Problem to work on> Reproduce the data below in full and exclude every picture.
*** Dataset ***
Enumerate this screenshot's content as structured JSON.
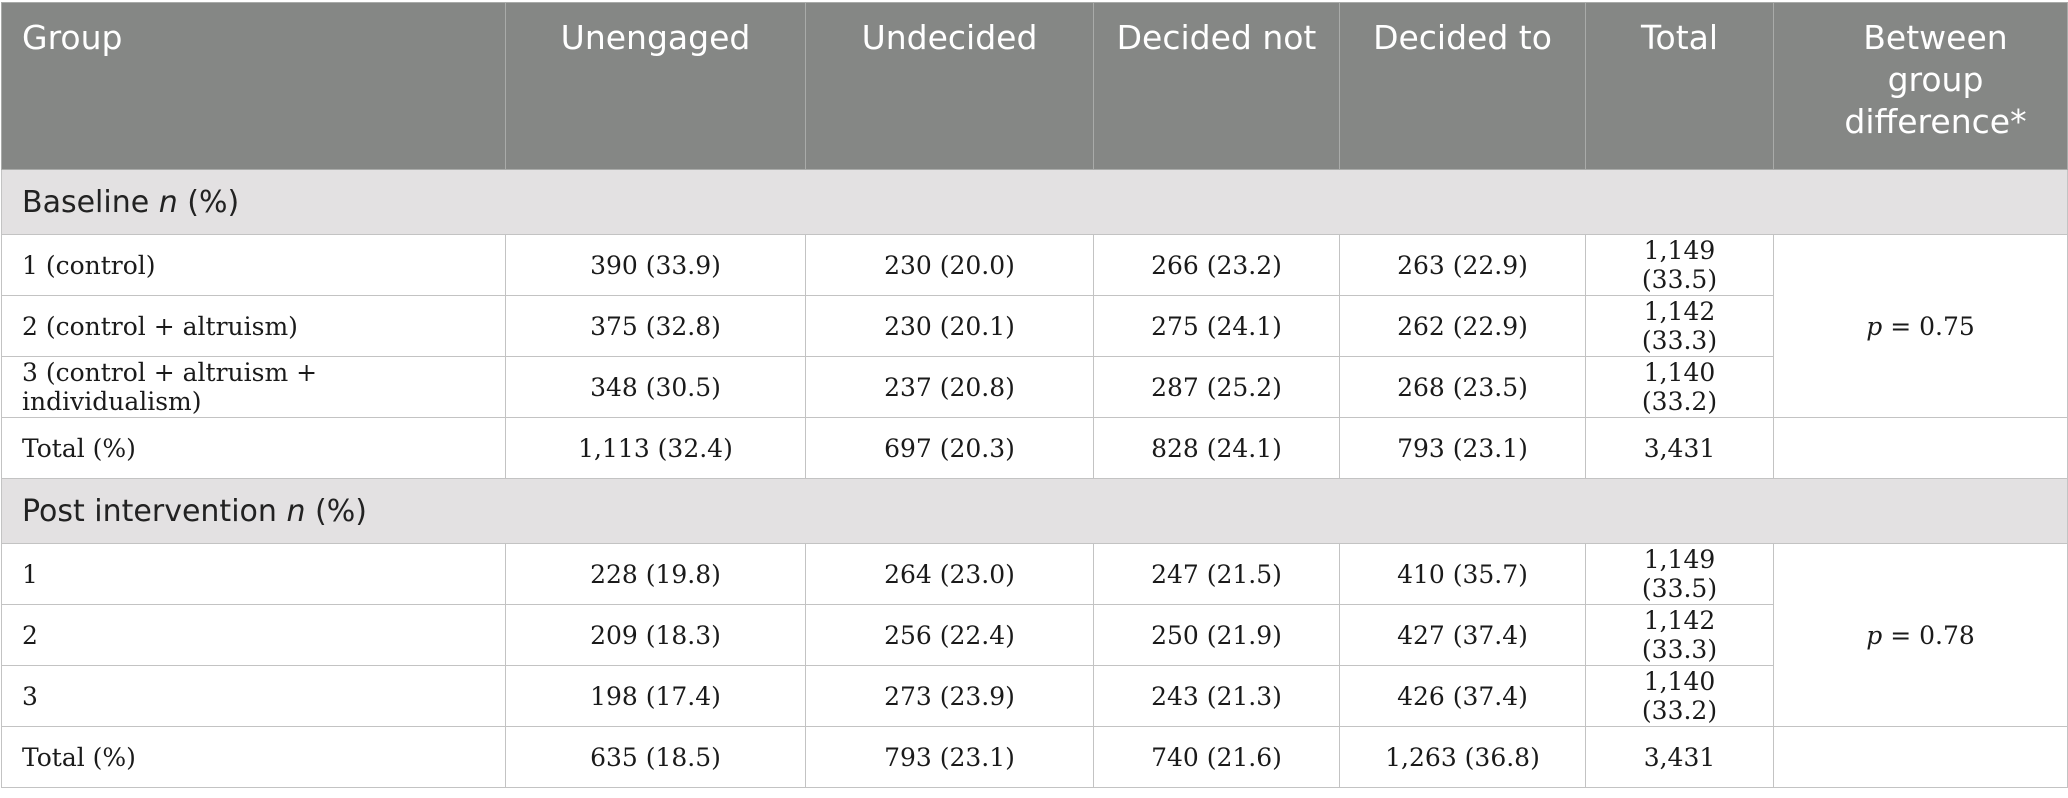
{
  "headers": [
    "Group",
    "Unengaged",
    "Undecided",
    "Decided not",
    "Decided to",
    "Total",
    "Between group difference*"
  ],
  "sections": [
    {
      "title_plain": "Baseline ",
      "title_italic": "n",
      "title_suffix": " (%)",
      "rows": [
        [
          "1 (control)",
          "390 (33.9)",
          "230 (20.0)",
          "266 (23.2)",
          "263 (22.9)",
          "1,149 (33.5)"
        ],
        [
          "2 (control + altruism)",
          "375 (32.8)",
          "230 (20.1)",
          "275 (24.1)",
          "262 (22.9)",
          "1,142 (33.3)"
        ],
        [
          "3 (control + altruism + individualism)",
          "348 (30.5)",
          "237 (20.8)",
          "287 (25.2)",
          "268 (23.5)",
          "1,140 (33.2)"
        ]
      ],
      "p_label": "p",
      "p_value": " = 0.75",
      "total_row": [
        "Total (%)",
        "1,113 (32.4)",
        "697 (20.3)",
        "828 (24.1)",
        "793 (23.1)",
        "3,431"
      ]
    },
    {
      "title_plain": "Post intervention ",
      "title_italic": "n",
      "title_suffix": " (%)",
      "rows": [
        [
          "1",
          "228 (19.8)",
          "264 (23.0)",
          "247 (21.5)",
          "410 (35.7)",
          "1,149 (33.5)"
        ],
        [
          "2",
          "209 (18.3)",
          "256 (22.4)",
          "250 (21.9)",
          "427 (37.4)",
          "1,142 (33.3)"
        ],
        [
          "3",
          "198 (17.4)",
          "273 (23.9)",
          "243 (21.3)",
          "426 (37.4)",
          "1,140 (33.2)"
        ]
      ],
      "p_label": "p",
      "p_value": " = 0.78",
      "total_row": [
        "Total (%)",
        "635 (18.5)",
        "793 (23.1)",
        "740 (21.6)",
        "1,263 (36.8)",
        "3,431"
      ]
    }
  ]
}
***
Full solution>
Enumerate this screenshot's content as structured JSON.
{
  "headers": [
    "Group",
    "Unengaged",
    "Undecided",
    "Decided not",
    "Decided to",
    "Total",
    "Between group difference*"
  ],
  "sections": [
    {
      "title_plain": "Baseline ",
      "title_italic": "n",
      "title_suffix": " (%)",
      "rows": [
        [
          "1 (control)",
          "390 (33.9)",
          "230 (20.0)",
          "266 (23.2)",
          "263 (22.9)",
          "1,149 (33.5)"
        ],
        [
          "2 (control + altruism)",
          "375 (32.8)",
          "230 (20.1)",
          "275 (24.1)",
          "262 (22.9)",
          "1,142 (33.3)"
        ],
        [
          "3 (control + altruism + individualism)",
          "348 (30.5)",
          "237 (20.8)",
          "287 (25.2)",
          "268 (23.5)",
          "1,140 (33.2)"
        ]
      ],
      "p_label": "p",
      "p_value": " = 0.75",
      "total_row": [
        "Total (%)",
        "1,113 (32.4)",
        "697 (20.3)",
        "828 (24.1)",
        "793 (23.1)",
        "3,431"
      ]
    },
    {
      "title_plain": "Post intervention ",
      "title_italic": "n",
      "title_suffix": " (%)",
      "rows": [
        [
          "1",
          "228 (19.8)",
          "264 (23.0)",
          "247 (21.5)",
          "410 (35.7)",
          "1,149 (33.5)"
        ],
        [
          "2",
          "209 (18.3)",
          "256 (22.4)",
          "250 (21.9)",
          "427 (37.4)",
          "1,142 (33.3)"
        ],
        [
          "3",
          "198 (17.4)",
          "273 (23.9)",
          "243 (21.3)",
          "426 (37.4)",
          "1,140 (33.2)"
        ]
      ],
      "p_label": "p",
      "p_value": " = 0.78",
      "total_row": [
        "Total (%)",
        "635 (18.5)",
        "793 (23.1)",
        "740 (21.6)",
        "1,263 (36.8)",
        "3,431"
      ]
    }
  ]
}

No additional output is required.